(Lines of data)
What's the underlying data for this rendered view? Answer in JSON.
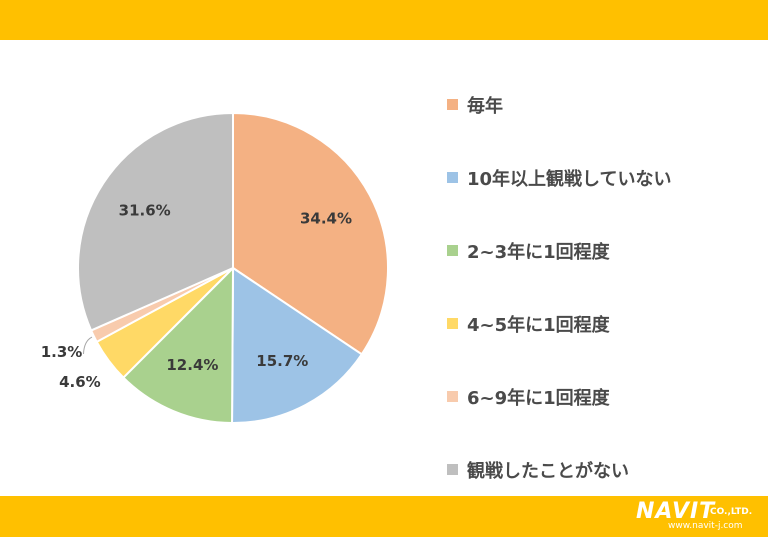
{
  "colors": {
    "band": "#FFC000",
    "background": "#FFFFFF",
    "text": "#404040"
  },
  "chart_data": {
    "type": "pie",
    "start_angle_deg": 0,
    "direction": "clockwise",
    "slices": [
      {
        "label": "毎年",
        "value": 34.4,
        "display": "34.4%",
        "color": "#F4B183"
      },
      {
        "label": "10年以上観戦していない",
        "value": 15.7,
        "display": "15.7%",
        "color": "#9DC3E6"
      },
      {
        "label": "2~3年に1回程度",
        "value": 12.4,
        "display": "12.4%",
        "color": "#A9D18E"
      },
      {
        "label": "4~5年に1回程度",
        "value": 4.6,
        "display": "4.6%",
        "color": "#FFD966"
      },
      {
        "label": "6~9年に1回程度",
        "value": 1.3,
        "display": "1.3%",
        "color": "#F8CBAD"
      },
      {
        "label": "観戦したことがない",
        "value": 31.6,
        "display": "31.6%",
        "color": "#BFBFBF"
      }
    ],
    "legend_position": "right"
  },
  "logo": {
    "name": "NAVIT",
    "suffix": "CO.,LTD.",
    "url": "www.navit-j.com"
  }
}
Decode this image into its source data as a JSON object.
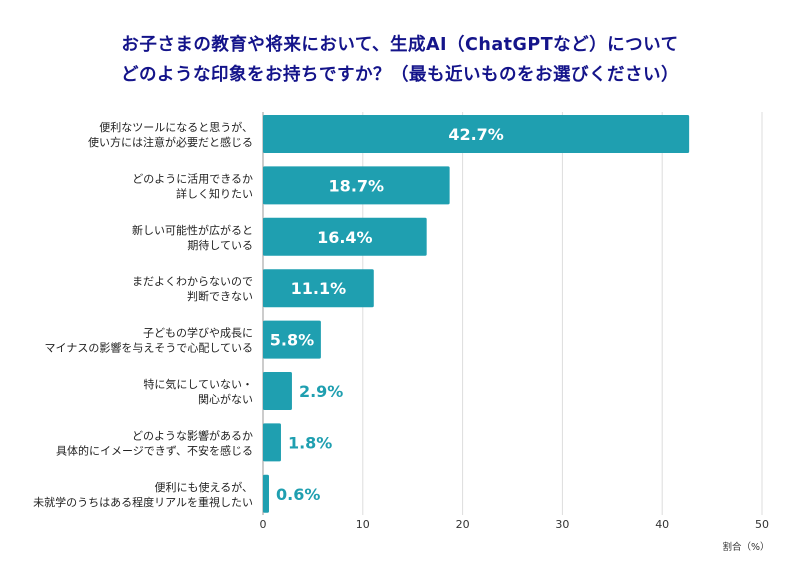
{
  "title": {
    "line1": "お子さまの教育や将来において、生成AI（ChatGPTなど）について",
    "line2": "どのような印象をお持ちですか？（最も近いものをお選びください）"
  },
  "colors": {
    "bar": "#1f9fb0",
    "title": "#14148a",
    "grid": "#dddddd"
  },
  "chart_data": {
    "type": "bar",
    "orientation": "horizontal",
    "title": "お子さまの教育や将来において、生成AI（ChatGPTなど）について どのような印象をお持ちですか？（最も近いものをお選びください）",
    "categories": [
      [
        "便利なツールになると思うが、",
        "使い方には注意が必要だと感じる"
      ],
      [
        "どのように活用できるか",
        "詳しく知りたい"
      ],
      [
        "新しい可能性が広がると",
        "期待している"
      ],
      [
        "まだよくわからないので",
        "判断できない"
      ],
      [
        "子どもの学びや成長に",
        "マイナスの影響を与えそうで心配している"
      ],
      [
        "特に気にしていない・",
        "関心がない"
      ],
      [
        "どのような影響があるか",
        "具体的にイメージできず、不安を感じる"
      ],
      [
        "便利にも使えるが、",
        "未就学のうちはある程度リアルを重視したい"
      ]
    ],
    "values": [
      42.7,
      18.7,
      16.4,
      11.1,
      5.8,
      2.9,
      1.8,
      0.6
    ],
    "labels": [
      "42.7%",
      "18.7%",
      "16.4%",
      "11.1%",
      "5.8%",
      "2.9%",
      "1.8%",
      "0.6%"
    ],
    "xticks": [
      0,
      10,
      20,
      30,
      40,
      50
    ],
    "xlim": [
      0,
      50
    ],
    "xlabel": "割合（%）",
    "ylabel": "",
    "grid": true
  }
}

» What the exercise asks:
Copy, exactly and exclusively, the lines beginning with the one that contains "Decode this image" and ending with the last line of the listing; pictures are to be omitted.

» Final answer:
Decode this image into its source data as a JSON object.
{
  "title": {
    "line1": "お子さまの教育や将来において、生成AI（ChatGPTなど）について",
    "line2": "どのような印象をお持ちですか？（最も近いものをお選びください）"
  },
  "colors": {
    "bar": "#1f9fb0",
    "title": "#14148a",
    "grid": "#dddddd"
  },
  "chart_data": {
    "type": "bar",
    "orientation": "horizontal",
    "title": "お子さまの教育や将来において、生成AI（ChatGPTなど）について どのような印象をお持ちですか？（最も近いものをお選びください）",
    "categories": [
      [
        "便利なツールになると思うが、",
        "使い方には注意が必要だと感じる"
      ],
      [
        "どのように活用できるか",
        "詳しく知りたい"
      ],
      [
        "新しい可能性が広がると",
        "期待している"
      ],
      [
        "まだよくわからないので",
        "判断できない"
      ],
      [
        "子どもの学びや成長に",
        "マイナスの影響を与えそうで心配している"
      ],
      [
        "特に気にしていない・",
        "関心がない"
      ],
      [
        "どのような影響があるか",
        "具体的にイメージできず、不安を感じる"
      ],
      [
        "便利にも使えるが、",
        "未就学のうちはある程度リアルを重視したい"
      ]
    ],
    "values": [
      42.7,
      18.7,
      16.4,
      11.1,
      5.8,
      2.9,
      1.8,
      0.6
    ],
    "labels": [
      "42.7%",
      "18.7%",
      "16.4%",
      "11.1%",
      "5.8%",
      "2.9%",
      "1.8%",
      "0.6%"
    ],
    "xticks": [
      0,
      10,
      20,
      30,
      40,
      50
    ],
    "xlim": [
      0,
      50
    ],
    "xlabel": "割合（%）",
    "ylabel": "",
    "grid": true
  }
}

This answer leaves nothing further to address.